### DIRECTIONS
Print the listing in full, keeping every line exactly as it is.

------------------------------------------------------------

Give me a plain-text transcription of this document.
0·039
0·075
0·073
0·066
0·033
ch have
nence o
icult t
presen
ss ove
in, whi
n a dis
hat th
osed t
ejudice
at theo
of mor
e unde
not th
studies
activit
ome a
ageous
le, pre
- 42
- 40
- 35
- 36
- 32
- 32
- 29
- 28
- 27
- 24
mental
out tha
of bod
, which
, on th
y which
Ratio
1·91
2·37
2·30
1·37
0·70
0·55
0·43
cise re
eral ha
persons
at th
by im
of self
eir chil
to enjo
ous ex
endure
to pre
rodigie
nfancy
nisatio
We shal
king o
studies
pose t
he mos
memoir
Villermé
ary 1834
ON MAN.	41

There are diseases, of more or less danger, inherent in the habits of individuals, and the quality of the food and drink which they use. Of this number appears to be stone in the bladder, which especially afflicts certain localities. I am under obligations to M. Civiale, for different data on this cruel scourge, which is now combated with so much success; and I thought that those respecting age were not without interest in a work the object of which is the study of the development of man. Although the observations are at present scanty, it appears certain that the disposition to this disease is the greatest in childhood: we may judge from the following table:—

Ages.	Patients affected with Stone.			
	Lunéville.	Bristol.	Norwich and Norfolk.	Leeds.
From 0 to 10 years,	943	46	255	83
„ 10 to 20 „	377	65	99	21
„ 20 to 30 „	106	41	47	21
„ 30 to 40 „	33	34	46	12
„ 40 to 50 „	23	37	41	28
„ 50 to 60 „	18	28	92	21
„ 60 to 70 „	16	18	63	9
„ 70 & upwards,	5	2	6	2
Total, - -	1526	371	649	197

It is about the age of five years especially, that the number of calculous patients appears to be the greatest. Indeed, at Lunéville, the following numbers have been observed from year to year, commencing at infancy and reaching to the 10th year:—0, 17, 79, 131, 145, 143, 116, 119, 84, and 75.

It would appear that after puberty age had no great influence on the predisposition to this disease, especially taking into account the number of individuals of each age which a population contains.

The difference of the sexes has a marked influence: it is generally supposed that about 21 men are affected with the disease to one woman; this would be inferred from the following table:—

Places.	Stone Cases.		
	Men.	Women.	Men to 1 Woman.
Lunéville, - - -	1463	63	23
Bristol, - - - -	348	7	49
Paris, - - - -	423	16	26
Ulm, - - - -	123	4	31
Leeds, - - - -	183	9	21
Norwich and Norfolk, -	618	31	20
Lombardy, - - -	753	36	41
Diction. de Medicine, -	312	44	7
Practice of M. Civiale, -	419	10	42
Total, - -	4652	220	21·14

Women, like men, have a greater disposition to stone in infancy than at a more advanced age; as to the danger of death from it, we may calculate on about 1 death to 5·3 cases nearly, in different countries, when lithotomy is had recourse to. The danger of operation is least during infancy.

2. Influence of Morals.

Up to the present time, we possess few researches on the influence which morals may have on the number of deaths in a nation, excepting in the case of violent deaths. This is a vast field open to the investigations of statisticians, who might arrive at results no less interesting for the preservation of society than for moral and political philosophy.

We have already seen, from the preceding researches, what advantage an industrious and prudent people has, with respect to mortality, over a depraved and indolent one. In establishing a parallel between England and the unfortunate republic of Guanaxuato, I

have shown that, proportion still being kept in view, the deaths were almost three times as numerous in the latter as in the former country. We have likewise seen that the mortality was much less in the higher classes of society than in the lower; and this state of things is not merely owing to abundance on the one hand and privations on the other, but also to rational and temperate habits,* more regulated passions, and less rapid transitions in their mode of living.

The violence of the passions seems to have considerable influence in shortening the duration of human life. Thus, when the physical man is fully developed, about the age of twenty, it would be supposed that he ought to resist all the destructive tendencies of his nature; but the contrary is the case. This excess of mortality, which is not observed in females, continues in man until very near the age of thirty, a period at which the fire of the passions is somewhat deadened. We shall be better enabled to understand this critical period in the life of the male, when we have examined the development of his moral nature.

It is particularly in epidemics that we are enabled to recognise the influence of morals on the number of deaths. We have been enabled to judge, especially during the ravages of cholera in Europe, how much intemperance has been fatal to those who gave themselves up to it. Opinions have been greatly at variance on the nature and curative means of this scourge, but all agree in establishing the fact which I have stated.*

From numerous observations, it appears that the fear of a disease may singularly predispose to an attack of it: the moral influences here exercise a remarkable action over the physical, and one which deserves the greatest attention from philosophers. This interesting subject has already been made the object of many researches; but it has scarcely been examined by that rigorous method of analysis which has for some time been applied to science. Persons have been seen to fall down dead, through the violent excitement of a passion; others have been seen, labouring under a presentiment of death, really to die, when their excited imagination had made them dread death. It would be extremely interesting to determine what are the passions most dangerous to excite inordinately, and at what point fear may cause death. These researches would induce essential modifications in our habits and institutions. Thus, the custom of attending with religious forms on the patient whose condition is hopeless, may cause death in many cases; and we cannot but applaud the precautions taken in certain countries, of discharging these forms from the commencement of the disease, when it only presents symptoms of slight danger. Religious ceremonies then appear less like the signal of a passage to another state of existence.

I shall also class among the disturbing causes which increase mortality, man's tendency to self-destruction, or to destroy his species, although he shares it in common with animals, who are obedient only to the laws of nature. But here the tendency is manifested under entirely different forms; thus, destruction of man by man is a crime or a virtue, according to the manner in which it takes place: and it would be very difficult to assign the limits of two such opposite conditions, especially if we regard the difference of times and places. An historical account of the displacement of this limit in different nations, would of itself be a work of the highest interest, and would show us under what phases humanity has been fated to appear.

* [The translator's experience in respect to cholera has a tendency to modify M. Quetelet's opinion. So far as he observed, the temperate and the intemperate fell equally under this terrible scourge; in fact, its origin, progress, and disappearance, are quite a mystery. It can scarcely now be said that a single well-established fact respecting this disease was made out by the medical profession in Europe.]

------------------------------------------------------------

### OUTPUT OF THE EXERCISE
Give me a plain-text transcription of this document.
0·039
0·075
0·073
0·066
0·033
ch have
nence o
icult t
presen
ss ove
in, whi
n a dis
hat th
osed t
ejudice
at theo
of mor
e unde
not th
studies
activit
ome a
ageous
le, pre
- 42
- 40
- 35
- 36
- 32
- 32
- 29
- 28
- 27
- 24
mental
out tha
of bod
, which
, on th
y which
Ratio
1·91
2·37
2·30
1·37
0·70
0·55
0·43
cise re
eral ha
persons
at th
by im
of self
eir chil
to enjo
ous ex
endure
to pre
rodigie
nfancy
nisatio
We shal
king o
studies
pose t
he mos
memoir
Villermé
ary 1834
ON MAN.	41

There are diseases, of more or less danger, inherent in the habits of individuals, and the quality of the food and drink which they use. Of this number appears to be stone in the bladder, which especially afflicts certain localities. I am under obligations to M. Civiale, for different data on this cruel scourge, which is now combated with so much success; and I thought that those respecting age were not without interest in a work the object of which is the study of the development of man. Although the observations are at present scanty, it appears certain that the disposition to this disease is the greatest in childhood: we may judge from the following table:—

Ages.	Patients affected with Stone.			
	Lunéville.	Bristol.	Norwich and Norfolk.	Leeds.
From 0 to 10 years,	943	46	255	83
„ 10 to 20 „	377	65	99	21
„ 20 to 30 „	106	41	47	21
„ 30 to 40 „	33	34	46	12
„ 40 to 50 „	23	37	41	28
„ 50 to 60 „	18	28	92	21
„ 60 to 70 „	16	18	63	9
„ 70 & upwards,	5	2	6	2
Total, - -	1526	371	649	197

It is about the age of five years especially, that the number of calculous patients appears to be the greatest. Indeed, at Lunéville, the following numbers have been observed from year to year, commencing at infancy and reaching to the 10th year:—0, 17, 79, 131, 145, 143, 116, 119, 84, and 75.

It would appear that after puberty age had no great influence on the predisposition to this disease, especially taking into account the number of individuals of each age which a population contains.

The difference of the sexes has a marked influence: it is generally supposed that about 21 men are affected with the disease to one woman; this would be inferred from the following table:—

Places.	Stone Cases.		
	Men.	Women.	Men to 1 Woman.
Lunéville, - - -	1463	63	23
Bristol, - - - -	348	7	49
Paris, - - - -	423	16	26
Ulm, - - - -	123	4	31
Leeds, - - - -	183	9	21
Norwich and Norfolk, -	618	31	20
Lombardy, - - -	753	36	41
Diction. de Medicine, -	312	44	7
Practice of M. Civiale, -	419	10	42
Total, - -	4652	220	21·14

Women, like men, have a greater disposition to stone in infancy than at a more advanced age; as to the danger of death from it, we may calculate on about 1 death to 5·3 cases nearly, in different countries, when lithotomy is had recourse to. The danger of operation is least during infancy.

2. Influence of Morals.

Up to the present time, we possess few researches on the influence which morals may have on the number of deaths in a nation, excepting in the case of violent deaths. This is a vast field open to the investigations of statisticians, who might arrive at results no less interesting for the preservation of society than for moral and political philosophy.

We have already seen, from the preceding researches, what advantage an industrious and prudent people has, with respect to mortality, over a depraved and indolent one. In establishing a parallel between England and the unfortunate republic of Guanaxuato, I

have shown that, proportion still being kept in view, the deaths were almost three times as numerous in the latter as in the former country. We have likewise seen that the mortality was much less in the higher classes of society than in the lower; and this state of things is not merely owing to abundance on the one hand and privations on the other, but also to rational and temperate habits,* more regulated passions, and less rapid transitions in their mode of living.

The violence of the passions seems to have considerable influence in shortening the duration of human life. Thus, when the physical man is fully developed, about the age of twenty, it would be supposed that he ought to resist all the destructive tendencies of his nature; but the contrary is the case. This excess of mortality, which is not observed in females, continues in man until very near the age of thirty, a period at which the fire of the passions is somewhat deadened. We shall be better enabled to understand this critical period in the life of the male, when we have examined the development of his moral nature.

It is particularly in epidemics that we are enabled to recognise the influence of morals on the number of deaths. We have been enabled to judge, especially during the ravages of cholera in Europe, how much intemperance has been fatal to those who gave themselves up to it. Opinions have been greatly at variance on the nature and curative means of this scourge, but all agree in establishing the fact which I have stated.*

From numerous observations, it appears that the fear of a disease may singularly predispose to an attack of it: the moral influences here exercise a remarkable action over the physical, and one which deserves the greatest attention from philosophers. This interesting subject has already been made the object of many researches; but it has scarcely been examined by that rigorous method of analysis which has for some time been applied to science. Persons have been seen to fall down dead, through the violent excitement of a passion; others have been seen, labouring under a presentiment of death, really to die, when their excited imagination had made them dread death. It would be extremely interesting to determine what are the passions most dangerous to excite inordinately, and at what point fear may cause death. These researches would induce essential modifications in our habits and institutions. Thus, the custom of attending with religious forms on the patient whose condition is hopeless, may cause death in many cases; and we cannot but applaud the precautions taken in certain countries, of discharging these forms from the commencement of the disease, when it only presents symptoms of slight danger. Religious ceremonies then appear less like the signal of a passage to another state of existence.

I shall also class among the disturbing causes which increase mortality, man's tendency to self-destruction, or to destroy his species, although he shares it in common with animals, who are obedient only to the laws of nature. But here the tendency is manifested under entirely different forms; thus, destruction of man by man is a crime or a virtue, according to the manner in which it takes place: and it would be very difficult to assign the limits of two such opposite conditions, especially if we regard the difference of times and places. An historical account of the displacement of this limit in different nations, would of itself be a work of the highest interest, and would show us under what phases humanity has been fated to appear.

* [The translator's experience in respect to cholera has a tendency to modify M. Quetelet's opinion. So far as he observed, the temperate and the intemperate fell equally under this terrible scourge; in fact, its origin, progress, and disappearance, are quite a mystery. It can scarcely now be said that a single well-established fact respecting this disease was made out by the medical profession in Europe.]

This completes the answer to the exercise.